Exercise —
Check each line of the records below for the word "Semester" and copy those where it appears.

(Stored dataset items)
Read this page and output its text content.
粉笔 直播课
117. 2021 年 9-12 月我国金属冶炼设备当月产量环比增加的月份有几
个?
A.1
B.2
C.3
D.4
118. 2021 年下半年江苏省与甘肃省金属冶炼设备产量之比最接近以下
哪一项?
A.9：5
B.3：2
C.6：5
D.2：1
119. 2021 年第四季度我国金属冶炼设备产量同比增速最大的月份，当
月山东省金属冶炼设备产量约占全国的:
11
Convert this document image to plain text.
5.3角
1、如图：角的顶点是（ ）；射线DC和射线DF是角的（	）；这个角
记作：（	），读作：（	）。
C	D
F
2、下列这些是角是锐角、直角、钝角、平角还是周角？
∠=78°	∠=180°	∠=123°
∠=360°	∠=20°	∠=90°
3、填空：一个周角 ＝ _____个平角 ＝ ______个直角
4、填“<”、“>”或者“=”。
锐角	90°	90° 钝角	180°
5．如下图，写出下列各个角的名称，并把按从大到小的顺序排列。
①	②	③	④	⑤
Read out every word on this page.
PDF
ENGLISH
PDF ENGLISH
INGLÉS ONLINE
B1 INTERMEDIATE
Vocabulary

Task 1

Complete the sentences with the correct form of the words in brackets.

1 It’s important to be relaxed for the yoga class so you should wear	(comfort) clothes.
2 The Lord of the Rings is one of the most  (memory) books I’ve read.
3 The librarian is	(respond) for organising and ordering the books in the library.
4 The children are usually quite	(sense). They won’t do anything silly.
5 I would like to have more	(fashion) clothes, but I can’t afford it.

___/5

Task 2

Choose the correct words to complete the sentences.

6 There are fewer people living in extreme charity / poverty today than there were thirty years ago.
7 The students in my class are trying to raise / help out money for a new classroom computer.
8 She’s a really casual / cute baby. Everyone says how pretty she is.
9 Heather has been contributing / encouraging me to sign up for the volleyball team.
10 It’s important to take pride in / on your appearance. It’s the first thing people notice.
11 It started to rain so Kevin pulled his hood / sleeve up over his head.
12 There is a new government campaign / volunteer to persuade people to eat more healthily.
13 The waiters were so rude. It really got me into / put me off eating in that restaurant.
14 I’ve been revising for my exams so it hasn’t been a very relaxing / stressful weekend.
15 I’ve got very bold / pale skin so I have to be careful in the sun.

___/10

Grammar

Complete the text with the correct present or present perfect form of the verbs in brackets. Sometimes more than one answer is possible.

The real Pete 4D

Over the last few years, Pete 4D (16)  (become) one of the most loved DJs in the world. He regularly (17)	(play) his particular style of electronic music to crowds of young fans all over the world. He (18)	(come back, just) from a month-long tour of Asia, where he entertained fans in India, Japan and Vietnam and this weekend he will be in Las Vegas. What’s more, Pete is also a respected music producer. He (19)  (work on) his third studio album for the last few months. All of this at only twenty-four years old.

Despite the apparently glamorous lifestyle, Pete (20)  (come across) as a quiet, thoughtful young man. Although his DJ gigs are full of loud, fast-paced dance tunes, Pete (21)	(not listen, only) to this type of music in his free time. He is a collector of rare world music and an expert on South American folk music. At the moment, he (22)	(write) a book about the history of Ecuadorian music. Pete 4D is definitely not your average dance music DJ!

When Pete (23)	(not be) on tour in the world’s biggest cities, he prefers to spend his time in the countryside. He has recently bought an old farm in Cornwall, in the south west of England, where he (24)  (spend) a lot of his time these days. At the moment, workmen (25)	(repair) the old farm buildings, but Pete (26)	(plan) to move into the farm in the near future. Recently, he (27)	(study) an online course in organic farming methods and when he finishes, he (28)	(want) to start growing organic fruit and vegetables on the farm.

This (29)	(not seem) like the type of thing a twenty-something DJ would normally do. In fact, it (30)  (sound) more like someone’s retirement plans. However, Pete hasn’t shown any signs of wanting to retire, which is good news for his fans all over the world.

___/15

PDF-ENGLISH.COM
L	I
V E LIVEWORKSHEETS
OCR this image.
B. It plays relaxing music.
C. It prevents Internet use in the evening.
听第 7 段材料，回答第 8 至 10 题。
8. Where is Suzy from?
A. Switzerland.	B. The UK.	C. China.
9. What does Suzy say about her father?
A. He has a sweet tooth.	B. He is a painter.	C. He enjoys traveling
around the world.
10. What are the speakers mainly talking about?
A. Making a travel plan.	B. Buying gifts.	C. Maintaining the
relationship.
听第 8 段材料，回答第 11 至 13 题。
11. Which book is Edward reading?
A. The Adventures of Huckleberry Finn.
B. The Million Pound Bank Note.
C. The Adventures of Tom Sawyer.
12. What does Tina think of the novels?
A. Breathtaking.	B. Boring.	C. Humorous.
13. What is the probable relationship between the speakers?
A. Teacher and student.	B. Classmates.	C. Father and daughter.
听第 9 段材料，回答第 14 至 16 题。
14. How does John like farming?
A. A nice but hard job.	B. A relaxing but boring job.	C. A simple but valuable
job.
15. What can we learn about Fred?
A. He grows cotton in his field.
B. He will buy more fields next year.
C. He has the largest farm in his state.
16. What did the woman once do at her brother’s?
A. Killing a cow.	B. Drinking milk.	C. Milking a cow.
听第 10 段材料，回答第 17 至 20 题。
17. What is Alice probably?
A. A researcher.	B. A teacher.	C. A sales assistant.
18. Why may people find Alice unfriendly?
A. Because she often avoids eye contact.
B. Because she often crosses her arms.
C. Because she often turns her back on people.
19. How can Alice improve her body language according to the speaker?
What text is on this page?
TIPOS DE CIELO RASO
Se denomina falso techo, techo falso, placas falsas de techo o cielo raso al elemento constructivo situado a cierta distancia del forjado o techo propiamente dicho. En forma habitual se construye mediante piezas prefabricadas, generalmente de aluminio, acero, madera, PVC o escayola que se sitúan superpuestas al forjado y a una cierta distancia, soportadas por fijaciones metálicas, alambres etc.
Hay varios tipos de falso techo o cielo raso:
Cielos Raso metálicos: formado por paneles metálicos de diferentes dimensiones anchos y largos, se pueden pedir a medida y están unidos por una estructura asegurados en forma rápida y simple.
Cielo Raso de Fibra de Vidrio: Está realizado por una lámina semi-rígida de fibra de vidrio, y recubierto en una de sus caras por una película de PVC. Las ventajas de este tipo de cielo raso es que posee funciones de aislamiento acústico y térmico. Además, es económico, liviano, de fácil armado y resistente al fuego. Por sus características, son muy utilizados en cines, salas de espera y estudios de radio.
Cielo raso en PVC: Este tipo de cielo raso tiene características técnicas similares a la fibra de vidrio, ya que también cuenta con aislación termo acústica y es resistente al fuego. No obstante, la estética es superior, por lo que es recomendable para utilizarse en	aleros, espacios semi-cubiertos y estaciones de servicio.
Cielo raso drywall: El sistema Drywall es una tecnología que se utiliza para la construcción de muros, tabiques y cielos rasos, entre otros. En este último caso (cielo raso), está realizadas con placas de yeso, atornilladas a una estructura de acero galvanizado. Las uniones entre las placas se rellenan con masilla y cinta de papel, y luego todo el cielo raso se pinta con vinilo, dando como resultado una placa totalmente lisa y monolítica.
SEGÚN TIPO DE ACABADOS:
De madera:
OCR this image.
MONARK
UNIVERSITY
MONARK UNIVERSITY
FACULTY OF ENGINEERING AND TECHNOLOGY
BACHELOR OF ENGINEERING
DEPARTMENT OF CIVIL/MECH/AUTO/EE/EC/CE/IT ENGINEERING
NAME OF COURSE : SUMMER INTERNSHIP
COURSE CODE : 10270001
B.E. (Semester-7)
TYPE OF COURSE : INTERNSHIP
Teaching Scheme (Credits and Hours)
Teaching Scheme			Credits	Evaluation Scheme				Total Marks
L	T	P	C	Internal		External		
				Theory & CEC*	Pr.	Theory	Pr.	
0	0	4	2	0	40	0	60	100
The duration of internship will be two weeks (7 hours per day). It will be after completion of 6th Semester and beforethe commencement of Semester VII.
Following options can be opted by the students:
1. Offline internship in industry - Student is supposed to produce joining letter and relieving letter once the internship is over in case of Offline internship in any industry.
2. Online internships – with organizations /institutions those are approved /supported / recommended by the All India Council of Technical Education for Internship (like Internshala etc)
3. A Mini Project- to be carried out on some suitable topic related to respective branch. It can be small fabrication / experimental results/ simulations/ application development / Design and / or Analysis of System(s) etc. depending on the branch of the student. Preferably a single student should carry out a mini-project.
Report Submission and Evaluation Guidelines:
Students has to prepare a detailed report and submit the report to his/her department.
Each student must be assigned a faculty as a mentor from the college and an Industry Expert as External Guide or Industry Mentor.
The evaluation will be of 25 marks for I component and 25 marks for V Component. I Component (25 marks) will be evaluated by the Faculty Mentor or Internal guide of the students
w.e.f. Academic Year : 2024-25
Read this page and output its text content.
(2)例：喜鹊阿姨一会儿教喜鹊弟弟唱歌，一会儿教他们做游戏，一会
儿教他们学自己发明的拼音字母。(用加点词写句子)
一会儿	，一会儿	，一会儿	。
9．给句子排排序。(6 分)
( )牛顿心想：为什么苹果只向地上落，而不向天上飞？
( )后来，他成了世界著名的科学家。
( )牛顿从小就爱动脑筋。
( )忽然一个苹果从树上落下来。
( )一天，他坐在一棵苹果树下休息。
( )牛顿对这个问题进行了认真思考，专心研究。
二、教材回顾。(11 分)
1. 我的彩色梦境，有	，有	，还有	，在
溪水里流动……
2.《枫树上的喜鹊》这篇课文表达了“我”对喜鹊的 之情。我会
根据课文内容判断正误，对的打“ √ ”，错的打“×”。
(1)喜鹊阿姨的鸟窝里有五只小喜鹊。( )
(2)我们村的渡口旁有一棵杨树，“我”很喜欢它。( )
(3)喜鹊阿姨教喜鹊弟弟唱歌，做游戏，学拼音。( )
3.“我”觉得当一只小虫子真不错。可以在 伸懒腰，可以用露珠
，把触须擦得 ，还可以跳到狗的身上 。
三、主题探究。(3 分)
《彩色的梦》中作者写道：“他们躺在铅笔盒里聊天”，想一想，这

Written reply —
B.E. (Semester-7)
The duration of internship will be two weeks (7 hours per day). It will be after completion of 6th Semester and beforethe commencement of Semester VII.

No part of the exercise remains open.